What you will do:
Find the lines holding "相距为r" and copy them.

Input records:
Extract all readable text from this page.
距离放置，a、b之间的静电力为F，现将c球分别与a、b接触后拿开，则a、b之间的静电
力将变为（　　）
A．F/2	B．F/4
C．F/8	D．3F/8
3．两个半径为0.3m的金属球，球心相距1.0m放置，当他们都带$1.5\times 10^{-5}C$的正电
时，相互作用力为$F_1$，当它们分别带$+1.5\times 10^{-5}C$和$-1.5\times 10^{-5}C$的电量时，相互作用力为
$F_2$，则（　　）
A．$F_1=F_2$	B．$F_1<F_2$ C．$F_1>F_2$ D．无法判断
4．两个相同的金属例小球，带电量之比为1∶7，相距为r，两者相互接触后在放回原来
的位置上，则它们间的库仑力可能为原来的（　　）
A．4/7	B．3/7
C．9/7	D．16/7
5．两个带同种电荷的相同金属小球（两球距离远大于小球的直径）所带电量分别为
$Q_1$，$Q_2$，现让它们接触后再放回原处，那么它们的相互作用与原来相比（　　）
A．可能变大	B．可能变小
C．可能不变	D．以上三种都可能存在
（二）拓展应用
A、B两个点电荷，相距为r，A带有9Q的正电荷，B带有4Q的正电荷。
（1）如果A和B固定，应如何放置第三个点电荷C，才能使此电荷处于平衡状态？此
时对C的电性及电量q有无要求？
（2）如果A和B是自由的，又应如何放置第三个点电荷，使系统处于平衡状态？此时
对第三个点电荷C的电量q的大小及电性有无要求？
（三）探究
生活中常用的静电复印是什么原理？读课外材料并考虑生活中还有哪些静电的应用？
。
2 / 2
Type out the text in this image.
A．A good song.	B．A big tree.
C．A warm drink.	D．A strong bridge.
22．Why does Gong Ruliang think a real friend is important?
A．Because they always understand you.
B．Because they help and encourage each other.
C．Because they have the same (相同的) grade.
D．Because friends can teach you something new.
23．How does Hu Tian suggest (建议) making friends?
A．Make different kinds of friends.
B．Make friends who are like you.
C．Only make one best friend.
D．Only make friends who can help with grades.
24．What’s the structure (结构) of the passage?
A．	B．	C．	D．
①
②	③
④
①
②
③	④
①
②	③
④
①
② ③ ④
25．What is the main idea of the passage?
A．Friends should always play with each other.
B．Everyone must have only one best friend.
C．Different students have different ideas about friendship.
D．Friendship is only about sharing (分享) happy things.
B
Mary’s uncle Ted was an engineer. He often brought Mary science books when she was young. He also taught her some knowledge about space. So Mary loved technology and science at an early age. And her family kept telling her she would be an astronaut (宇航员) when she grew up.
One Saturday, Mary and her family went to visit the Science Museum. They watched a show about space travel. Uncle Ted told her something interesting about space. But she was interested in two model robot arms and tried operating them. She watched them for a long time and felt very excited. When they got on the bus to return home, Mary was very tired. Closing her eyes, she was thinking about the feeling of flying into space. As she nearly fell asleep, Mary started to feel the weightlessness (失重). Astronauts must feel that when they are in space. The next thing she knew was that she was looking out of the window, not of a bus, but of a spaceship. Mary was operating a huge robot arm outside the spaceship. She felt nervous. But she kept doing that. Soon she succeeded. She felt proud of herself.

Reply to the exercise:
4．两个相同的金属例小球，带电量之比为1∶7，相距为r，两者相互接触后在放回原来
A、B两个点电荷，相距为r，A带有9Q的正电荷，B带有4Q的正电荷。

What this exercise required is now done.